= THINGS TO DO =
1. According to the POF-to-GLB conversion text below, which library does the skill use to load legacy textures and convert them to modern formats?
2. Write the next part of the POF-to-GLB conversion text, picking up right after its final line about calling "Pof Tools" to convert POF to DAE.

[PASSAGE]

Expected Output Format

The skill returns a completion status and saves the .glb file:

{
  "conversion_stats": {
    "input_file": "scimitar.pof",
    "output_file": "scimitar.glb",
    "vertices": 8452,
    "triangles": 4226,
    "materials": 3,
    "textures_converted": 5,
    "processing_time": 2.34
  },
  "lod_info": {
    "levels_generated": 3,
    "lod0_triangles": 4226,
    "lod1_triangles": 2113,
    "lod2_triangles": 1056
  }
}

Usage Instructions

Basic Usage

python scripts/convert_pof_to_glb.py input/scimitar.pof output/scimitar.glb --textures-dir textures/

The skill handles:

  1. Parsing: Implements the full POF parser to read all chunks into Python dataclasses
  2. Geometry Reconstruction: For each OBJ2 subobject, reads bsp_data blob and recursively traverses BSP Tree using SORTNORM (interior) and POLYLIST (leaf) nodes to aggregate polygon fragments
  3. Texture Conversion: Uses FreeImagePy to load legacy textures and convert to modern formats
  4. Material Translation: Maps legacy material properties to glTF PBR slots
  5. glTF Assembly: Uses pygltflib to create BufferView, Accessor, Mesh, and Material objects
  6. Serialization: Calls gltf.save() to serialize the final binary blob

Dependencies

  • Python Libraries: pygltflib, FreeImagePy, numpy
  • Input: .pof file + texture directory
  • Output: Single .glb file with embedded materials and textures

Hybrid Strategy Note

The BSP parser implementation is a "non-trivial computer science problem". A v1.0 of this skill may adopt a hybrid strategy:

  1. Use existing tools: Call "Pof Tools" via subprocess to convert POF → DAE (Collada)

[/PASSAGE]
[INFORMATION SHOWN]

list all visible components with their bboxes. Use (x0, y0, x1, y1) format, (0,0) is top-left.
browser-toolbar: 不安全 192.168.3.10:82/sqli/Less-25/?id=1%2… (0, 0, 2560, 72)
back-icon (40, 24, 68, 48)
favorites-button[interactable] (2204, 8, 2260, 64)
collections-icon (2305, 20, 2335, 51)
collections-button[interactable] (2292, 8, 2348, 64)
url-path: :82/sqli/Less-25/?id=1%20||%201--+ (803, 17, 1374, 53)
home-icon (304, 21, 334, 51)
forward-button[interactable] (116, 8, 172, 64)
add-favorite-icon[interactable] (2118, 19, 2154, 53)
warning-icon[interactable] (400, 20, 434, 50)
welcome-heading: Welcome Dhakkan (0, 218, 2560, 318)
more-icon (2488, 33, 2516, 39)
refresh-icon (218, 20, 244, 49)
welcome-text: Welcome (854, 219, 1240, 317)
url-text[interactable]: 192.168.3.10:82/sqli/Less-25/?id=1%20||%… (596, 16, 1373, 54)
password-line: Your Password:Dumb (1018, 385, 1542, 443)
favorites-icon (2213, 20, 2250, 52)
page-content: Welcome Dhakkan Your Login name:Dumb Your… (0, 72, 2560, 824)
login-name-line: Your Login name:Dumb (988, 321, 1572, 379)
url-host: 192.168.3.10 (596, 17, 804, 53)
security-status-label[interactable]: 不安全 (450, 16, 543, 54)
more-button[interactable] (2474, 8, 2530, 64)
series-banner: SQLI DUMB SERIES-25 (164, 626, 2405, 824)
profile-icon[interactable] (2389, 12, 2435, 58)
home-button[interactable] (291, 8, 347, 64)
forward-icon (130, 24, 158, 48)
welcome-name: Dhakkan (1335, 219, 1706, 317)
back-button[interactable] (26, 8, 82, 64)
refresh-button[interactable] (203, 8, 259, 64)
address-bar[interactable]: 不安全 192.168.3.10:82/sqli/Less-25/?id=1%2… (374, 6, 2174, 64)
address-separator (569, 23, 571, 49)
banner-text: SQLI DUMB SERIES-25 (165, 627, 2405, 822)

[/INFORMATION SHOWN]

= OUTPUTS IN ORDER =
1. FreeImagePy

2.
  2. Bridge conversion: Use pycollada to convert DAE → glTF
  3. Fallback: Implement full BSP parser for production reliability

This de-risks the initial implementation while providing a path to full independence.

Material Mapping

Legacy to PBR Conversion

# POF texture types to glTF material slots
texture_mappings = {
    "diffuse": "baseColorTexture",      # Main albedo
    "glow": "emissiveTexture",         # Engine glows, lights
    "shine": "metallicRoughnessTexture", # Specular/roughness
    "bump": "normalTexture",           # Surface detail
    "ambient": "occlusionTexture"      # Ambient occlusion
}

PBR Material Properties

  • Base Color: Direct mapping from diffuse textures
  • Metallic: Calculated from shine/specular values
  • Roughness: Inverse of specular sharpness
  • Emission: Glow textures with intensity multiplier
  • Normal: Converted from bump maps if available

Integration with Pipeline

Input Requirements

  • POF File: Binary 3D model file with geometry and material references
  • Texture Directory: Folder containing legacy texture files (.pcx, .dds)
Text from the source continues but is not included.